Within this material, how many lines have the string "symmetric" in them? The answer is a number, with nothing added.

▽

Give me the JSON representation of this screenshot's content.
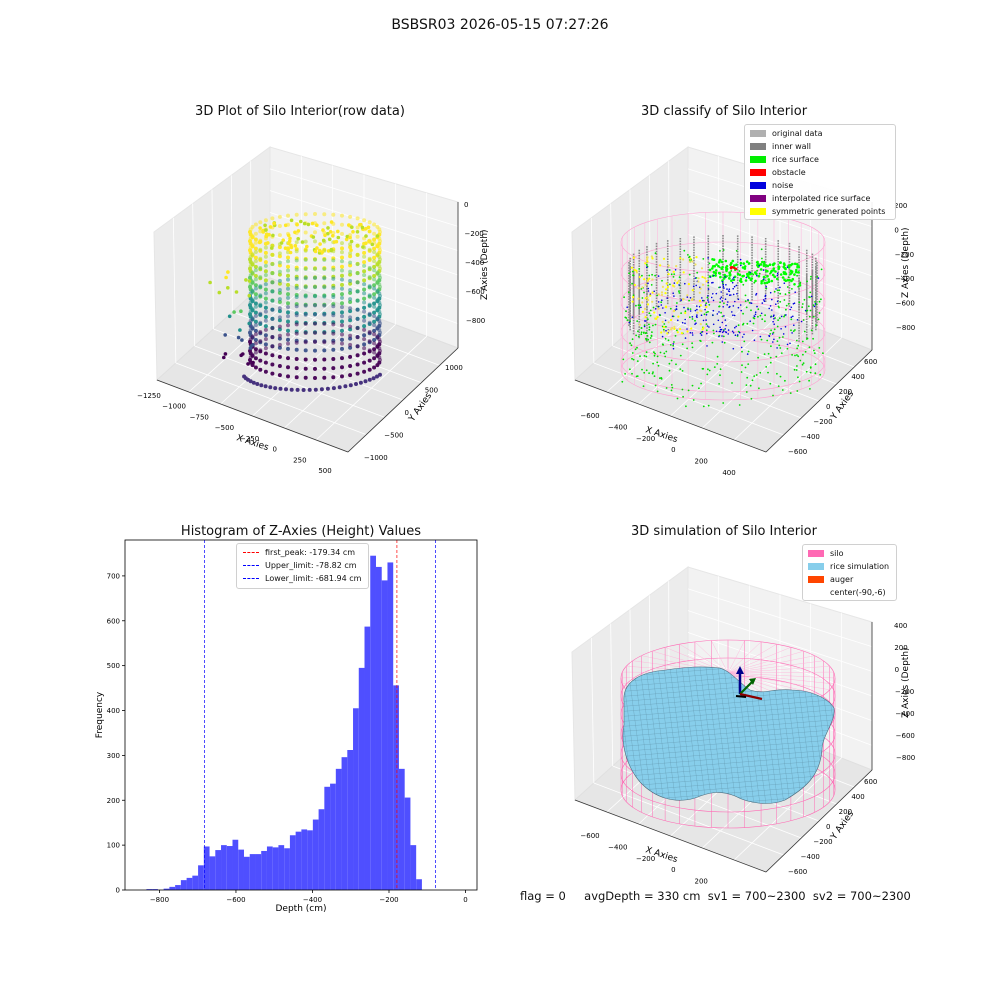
{
  "figure": {
    "suptitle": "BSBSR03 2026-05-15 07:27:26"
  },
  "panels": {
    "raw": {
      "title": "3D Plot of Silo Interior(row data)",
      "xlabel": "X Axies",
      "ylabel": "Y Axies",
      "zlabel": "Z Axies (Depth)",
      "xticks": [
        "−1250",
        "−1000",
        "−750",
        "−500",
        "−250",
        "0",
        "250",
        "500"
      ],
      "yticks": [
        "−1000",
        "−500",
        "0",
        "500",
        "1000"
      ],
      "zticks": [
        "0",
        "−200",
        "−400",
        "−600",
        "−800"
      ]
    },
    "classify": {
      "title": "3D classify of Silo Interior",
      "xlabel": "X Axies",
      "ylabel": "Y Axies",
      "zlabel": "Z Axies (Depth)",
      "xticks": [
        "−600",
        "−400",
        "−200",
        "0",
        "200",
        "400"
      ],
      "yticks": [
        "−600",
        "−400",
        "−200",
        "0",
        "200",
        "400",
        "600"
      ],
      "zticks": [
        "200",
        "0",
        "−200",
        "−400",
        "−600",
        "−800"
      ],
      "legend": [
        {
          "label": "original data",
          "color": "#b0b0b0"
        },
        {
          "label": "inner wall",
          "color": "#808080"
        },
        {
          "label": "rice surface",
          "color": "#00ee00"
        },
        {
          "label": "obstacle",
          "color": "#ff0000"
        },
        {
          "label": "noise",
          "color": "#0000dd"
        },
        {
          "label": "interpolated rice surface",
          "color": "#800080"
        },
        {
          "label": "symmetric generated points",
          "color": "#ffff00"
        }
      ]
    },
    "simulation": {
      "title": "3D simulation of Silo Interior",
      "xlabel": "X Axies",
      "ylabel": "Y Axies",
      "zlabel": "Z Axies (Depth)",
      "xticks": [
        "−600",
        "−400",
        "−200",
        "0",
        "200",
        "400"
      ],
      "yticks": [
        "−600",
        "−400",
        "−200",
        "0",
        "200",
        "400",
        "600"
      ],
      "zticks": [
        "400",
        "200",
        "0",
        "−200",
        "−400",
        "−600",
        "−800"
      ],
      "legend": [
        {
          "label": "silo",
          "color": "#ff69b4"
        },
        {
          "label": "rice simulation",
          "color": "#87ceeb"
        },
        {
          "label": "auger",
          "color": "#ff4500"
        },
        {
          "label": "center(-90,-6)",
          "color": ""
        }
      ]
    }
  },
  "footer": {
    "flag": "flag = 0",
    "stats": "avgDepth = 330 cm  sv1 = 700~2300  sv2 = 700~2300"
  },
  "chart_data": [
    {
      "type": "scatter",
      "title": "3D Plot of Silo Interior(row data)",
      "xlabel": "X Axies",
      "ylabel": "Y Axies",
      "zlabel": "Z Axies (Depth)",
      "xlim": [
        -1250,
        500
      ],
      "ylim": [
        -1000,
        1000
      ],
      "zlim": [
        -900,
        0
      ],
      "colormap": "viridis"
    },
    {
      "type": "scatter",
      "title": "3D classify of Silo Interior",
      "xlabel": "X Axies",
      "ylabel": "Y Axies",
      "zlabel": "Z Axies (Depth)",
      "xlim": [
        -700,
        500
      ],
      "ylim": [
        -700,
        700
      ],
      "zlim": [
        -900,
        300
      ],
      "legend_position": "top-right",
      "series": [
        {
          "name": "original data",
          "color": "#b0b0b0"
        },
        {
          "name": "inner wall",
          "color": "#808080"
        },
        {
          "name": "rice surface",
          "color": "#00ee00"
        },
        {
          "name": "obstacle",
          "color": "#ff0000"
        },
        {
          "name": "noise",
          "color": "#0000dd"
        },
        {
          "name": "interpolated rice surface",
          "color": "#800080"
        },
        {
          "name": "symmetric generated points",
          "color": "#ffff00"
        }
      ]
    },
    {
      "type": "bar",
      "title": "Histogram of Z-Axies (Height) Values",
      "xlabel": "Depth (cm)",
      "ylabel": "Frequency",
      "xlim": [
        -890,
        30
      ],
      "ylim": [
        0,
        780
      ],
      "xticks": [
        -800,
        -600,
        -400,
        -200,
        0
      ],
      "yticks": [
        0,
        100,
        200,
        300,
        400,
        500,
        600,
        700
      ],
      "bar_color": "#4b4bff",
      "bin_start": -834,
      "bin_width": 15,
      "values": [
        2,
        2,
        0,
        3,
        7,
        11,
        22,
        27,
        32,
        55,
        97,
        75,
        89,
        100,
        98,
        112,
        90,
        74,
        80,
        80,
        87,
        97,
        95,
        100,
        93,
        122,
        130,
        135,
        133,
        157,
        180,
        230,
        237,
        270,
        296,
        312,
        405,
        495,
        587,
        745,
        720,
        690,
        730,
        456,
        270,
        206,
        100,
        24
      ],
      "vlines": [
        {
          "label": "first_peak: -179.34 cm",
          "x": -179.34,
          "color": "#ff0000"
        },
        {
          "label": "Upper_limit: -78.82 cm",
          "x": -78.82,
          "color": "#0000ff"
        },
        {
          "label": "Lower_limit: -681.94 cm",
          "x": -681.94,
          "color": "#0000ff"
        }
      ],
      "legend_position": "top-center"
    },
    {
      "type": "surface",
      "title": "3D simulation of Silo Interior",
      "xlabel": "X Axies",
      "ylabel": "Y Axies",
      "zlabel": "Z Axies (Depth)",
      "xlim": [
        -700,
        500
      ],
      "ylim": [
        -700,
        700
      ],
      "zlim": [
        -900,
        500
      ],
      "legend_position": "top-right",
      "series": [
        {
          "name": "silo",
          "color": "#ff69b4"
        },
        {
          "name": "rice simulation",
          "color": "#87ceeb"
        },
        {
          "name": "auger",
          "color": "#ff4500"
        },
        {
          "name": "center(-90,-6)"
        }
      ]
    }
  ]
}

△

Exercise answer:
2